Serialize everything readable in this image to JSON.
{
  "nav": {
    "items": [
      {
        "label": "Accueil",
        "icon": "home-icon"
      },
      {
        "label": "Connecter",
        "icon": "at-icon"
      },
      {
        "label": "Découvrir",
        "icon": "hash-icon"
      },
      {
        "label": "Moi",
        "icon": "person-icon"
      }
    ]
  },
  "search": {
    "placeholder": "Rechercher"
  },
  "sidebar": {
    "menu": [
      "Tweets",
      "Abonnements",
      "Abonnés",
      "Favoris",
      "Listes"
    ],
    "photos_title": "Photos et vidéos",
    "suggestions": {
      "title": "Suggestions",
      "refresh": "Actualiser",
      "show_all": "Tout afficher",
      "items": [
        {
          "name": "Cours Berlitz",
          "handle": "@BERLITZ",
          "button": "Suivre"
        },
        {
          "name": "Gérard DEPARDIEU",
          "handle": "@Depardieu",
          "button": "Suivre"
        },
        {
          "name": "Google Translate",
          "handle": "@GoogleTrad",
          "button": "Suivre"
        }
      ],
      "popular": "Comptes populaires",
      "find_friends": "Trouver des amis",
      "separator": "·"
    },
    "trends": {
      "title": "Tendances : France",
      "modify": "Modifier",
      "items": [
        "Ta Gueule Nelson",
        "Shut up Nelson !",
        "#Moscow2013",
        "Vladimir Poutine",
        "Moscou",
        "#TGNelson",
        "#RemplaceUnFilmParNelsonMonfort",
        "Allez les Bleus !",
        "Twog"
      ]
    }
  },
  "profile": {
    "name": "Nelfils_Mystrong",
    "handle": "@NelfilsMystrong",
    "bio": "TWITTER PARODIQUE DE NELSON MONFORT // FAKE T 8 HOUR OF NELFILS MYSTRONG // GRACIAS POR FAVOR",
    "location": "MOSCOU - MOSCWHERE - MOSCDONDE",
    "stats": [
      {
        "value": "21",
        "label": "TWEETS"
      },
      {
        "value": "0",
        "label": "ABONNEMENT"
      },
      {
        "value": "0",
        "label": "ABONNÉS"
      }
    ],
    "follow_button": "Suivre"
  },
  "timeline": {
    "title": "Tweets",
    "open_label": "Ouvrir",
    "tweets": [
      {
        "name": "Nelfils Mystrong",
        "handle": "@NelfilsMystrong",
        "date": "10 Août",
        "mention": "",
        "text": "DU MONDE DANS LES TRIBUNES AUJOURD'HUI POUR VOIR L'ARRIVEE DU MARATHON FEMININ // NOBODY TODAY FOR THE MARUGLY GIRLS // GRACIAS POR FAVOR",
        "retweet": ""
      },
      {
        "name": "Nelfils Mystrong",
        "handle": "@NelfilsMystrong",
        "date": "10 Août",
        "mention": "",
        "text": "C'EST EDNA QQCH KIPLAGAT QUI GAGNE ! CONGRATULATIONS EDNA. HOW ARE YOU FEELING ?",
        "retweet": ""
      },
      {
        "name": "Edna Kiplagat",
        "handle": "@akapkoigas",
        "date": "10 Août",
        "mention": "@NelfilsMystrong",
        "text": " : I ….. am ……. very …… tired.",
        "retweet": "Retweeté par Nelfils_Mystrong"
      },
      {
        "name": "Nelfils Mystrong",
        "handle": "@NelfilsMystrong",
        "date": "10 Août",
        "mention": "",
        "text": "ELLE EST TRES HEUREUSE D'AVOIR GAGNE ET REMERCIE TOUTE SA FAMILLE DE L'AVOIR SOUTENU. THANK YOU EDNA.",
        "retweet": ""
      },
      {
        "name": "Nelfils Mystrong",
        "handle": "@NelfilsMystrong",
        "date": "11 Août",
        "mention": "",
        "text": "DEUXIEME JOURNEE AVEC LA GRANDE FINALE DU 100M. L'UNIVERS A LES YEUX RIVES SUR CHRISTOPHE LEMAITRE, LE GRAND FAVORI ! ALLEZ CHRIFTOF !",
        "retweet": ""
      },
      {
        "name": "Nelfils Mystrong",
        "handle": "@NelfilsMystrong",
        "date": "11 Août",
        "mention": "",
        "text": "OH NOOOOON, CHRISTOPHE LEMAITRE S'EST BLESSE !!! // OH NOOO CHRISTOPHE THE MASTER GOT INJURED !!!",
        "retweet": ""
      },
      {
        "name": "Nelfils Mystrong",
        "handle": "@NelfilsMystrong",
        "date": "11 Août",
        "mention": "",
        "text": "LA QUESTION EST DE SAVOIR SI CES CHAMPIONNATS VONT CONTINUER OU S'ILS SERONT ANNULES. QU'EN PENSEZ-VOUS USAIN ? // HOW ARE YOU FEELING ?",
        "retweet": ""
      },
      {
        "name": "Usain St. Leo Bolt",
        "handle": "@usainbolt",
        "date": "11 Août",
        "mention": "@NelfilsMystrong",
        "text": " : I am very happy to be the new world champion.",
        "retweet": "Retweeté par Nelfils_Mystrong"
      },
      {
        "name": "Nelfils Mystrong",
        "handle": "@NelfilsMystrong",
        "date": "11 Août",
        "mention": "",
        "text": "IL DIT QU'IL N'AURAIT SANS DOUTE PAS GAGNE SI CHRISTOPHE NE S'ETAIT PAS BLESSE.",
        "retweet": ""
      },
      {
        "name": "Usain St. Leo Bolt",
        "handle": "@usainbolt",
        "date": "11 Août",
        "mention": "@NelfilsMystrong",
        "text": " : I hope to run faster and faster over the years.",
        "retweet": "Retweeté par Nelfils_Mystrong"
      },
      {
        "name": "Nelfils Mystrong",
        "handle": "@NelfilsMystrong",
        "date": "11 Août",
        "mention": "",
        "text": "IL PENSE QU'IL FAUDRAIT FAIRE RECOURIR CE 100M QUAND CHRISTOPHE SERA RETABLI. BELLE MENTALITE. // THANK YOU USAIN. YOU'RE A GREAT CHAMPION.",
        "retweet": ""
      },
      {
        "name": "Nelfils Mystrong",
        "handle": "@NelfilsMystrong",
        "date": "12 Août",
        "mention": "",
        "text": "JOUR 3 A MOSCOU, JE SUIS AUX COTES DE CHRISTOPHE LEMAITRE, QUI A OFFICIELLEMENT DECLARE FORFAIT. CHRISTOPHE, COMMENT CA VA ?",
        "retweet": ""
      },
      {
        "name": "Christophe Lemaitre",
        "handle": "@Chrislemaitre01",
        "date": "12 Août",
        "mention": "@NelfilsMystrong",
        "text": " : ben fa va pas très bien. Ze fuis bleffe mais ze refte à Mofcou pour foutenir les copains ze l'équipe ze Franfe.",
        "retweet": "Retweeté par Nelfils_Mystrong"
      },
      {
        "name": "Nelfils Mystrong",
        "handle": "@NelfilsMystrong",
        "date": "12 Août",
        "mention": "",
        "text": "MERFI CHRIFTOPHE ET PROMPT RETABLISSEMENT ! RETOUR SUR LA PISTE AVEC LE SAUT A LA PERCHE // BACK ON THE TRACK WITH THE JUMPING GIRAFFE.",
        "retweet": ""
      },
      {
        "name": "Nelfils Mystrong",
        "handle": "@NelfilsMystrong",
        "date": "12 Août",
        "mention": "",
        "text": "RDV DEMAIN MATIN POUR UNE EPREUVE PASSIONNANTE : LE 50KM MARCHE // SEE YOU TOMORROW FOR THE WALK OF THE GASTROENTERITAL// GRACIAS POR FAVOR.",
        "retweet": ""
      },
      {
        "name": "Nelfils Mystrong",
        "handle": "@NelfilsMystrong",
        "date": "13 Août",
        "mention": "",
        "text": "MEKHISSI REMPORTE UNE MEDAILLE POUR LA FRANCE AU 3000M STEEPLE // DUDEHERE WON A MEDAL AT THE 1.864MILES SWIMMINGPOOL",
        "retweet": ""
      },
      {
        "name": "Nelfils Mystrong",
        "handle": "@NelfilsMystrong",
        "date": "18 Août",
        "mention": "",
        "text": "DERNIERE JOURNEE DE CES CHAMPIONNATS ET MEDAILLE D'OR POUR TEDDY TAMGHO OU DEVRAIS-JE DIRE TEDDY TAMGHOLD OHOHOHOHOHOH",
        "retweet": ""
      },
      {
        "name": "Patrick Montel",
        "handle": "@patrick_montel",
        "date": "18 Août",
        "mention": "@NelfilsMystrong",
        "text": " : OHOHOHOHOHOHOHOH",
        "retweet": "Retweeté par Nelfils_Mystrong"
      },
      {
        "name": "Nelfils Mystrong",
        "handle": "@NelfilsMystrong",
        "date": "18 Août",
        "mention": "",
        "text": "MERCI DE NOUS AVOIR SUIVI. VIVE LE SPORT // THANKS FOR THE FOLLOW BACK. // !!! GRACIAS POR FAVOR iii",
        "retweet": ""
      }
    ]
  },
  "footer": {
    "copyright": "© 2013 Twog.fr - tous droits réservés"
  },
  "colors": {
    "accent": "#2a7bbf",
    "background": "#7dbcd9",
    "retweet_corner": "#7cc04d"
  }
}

-- -- --

■ Your instructions: Count up every line above that has the word "BLESSE" in it; answer with the number alone.

■ Answer to this task: 2